**** DATASET ENTRIES

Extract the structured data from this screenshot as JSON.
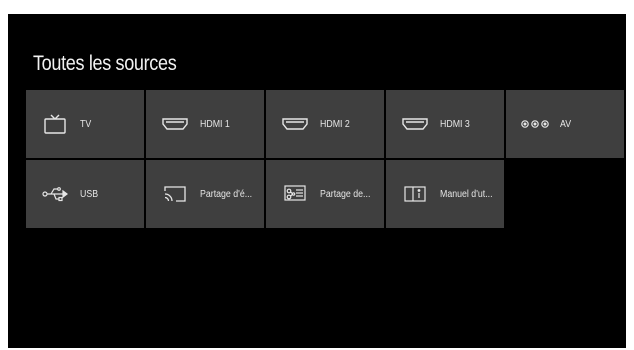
{
  "title": "Toutes les sources",
  "sources": [
    {
      "label": "TV",
      "icon": "tv-icon"
    },
    {
      "label": "HDMI 1",
      "icon": "hdmi-icon"
    },
    {
      "label": "HDMI 2",
      "icon": "hdmi-icon"
    },
    {
      "label": "HDMI 3",
      "icon": "hdmi-icon"
    },
    {
      "label": "AV",
      "icon": "av-icon"
    },
    {
      "label": "USB",
      "icon": "usb-icon"
    },
    {
      "label": "Partage d'é...",
      "icon": "screen-cast-icon"
    },
    {
      "label": "Partage de...",
      "icon": "media-share-icon"
    },
    {
      "label": "Manuel d'ut...",
      "icon": "manual-icon"
    }
  ],
  "colors": {
    "background": "#000000",
    "tile": "#3f3f3f",
    "text": "#e6e6e6"
  }
}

********

### PROBLEM DETAILS
Restate the whole listing above exactly, except for its images.

### EXERCISE RESPONSE
Extract the structured data from this screenshot as JSON.
{
  "title": "Toutes les sources",
  "sources": [
    {
      "label": "TV",
      "icon": "tv-icon"
    },
    {
      "label": "HDMI 1",
      "icon": "hdmi-icon"
    },
    {
      "label": "HDMI 2",
      "icon": "hdmi-icon"
    },
    {
      "label": "HDMI 3",
      "icon": "hdmi-icon"
    },
    {
      "label": "AV",
      "icon": "av-icon"
    },
    {
      "label": "USB",
      "icon": "usb-icon"
    },
    {
      "label": "Partage d'é...",
      "icon": "screen-cast-icon"
    },
    {
      "label": "Partage de...",
      "icon": "media-share-icon"
    },
    {
      "label": "Manuel d'ut...",
      "icon": "manual-icon"
    }
  ],
  "colors": {
    "background": "#000000",
    "tile": "#3f3f3f",
    "text": "#e6e6e6"
  }
}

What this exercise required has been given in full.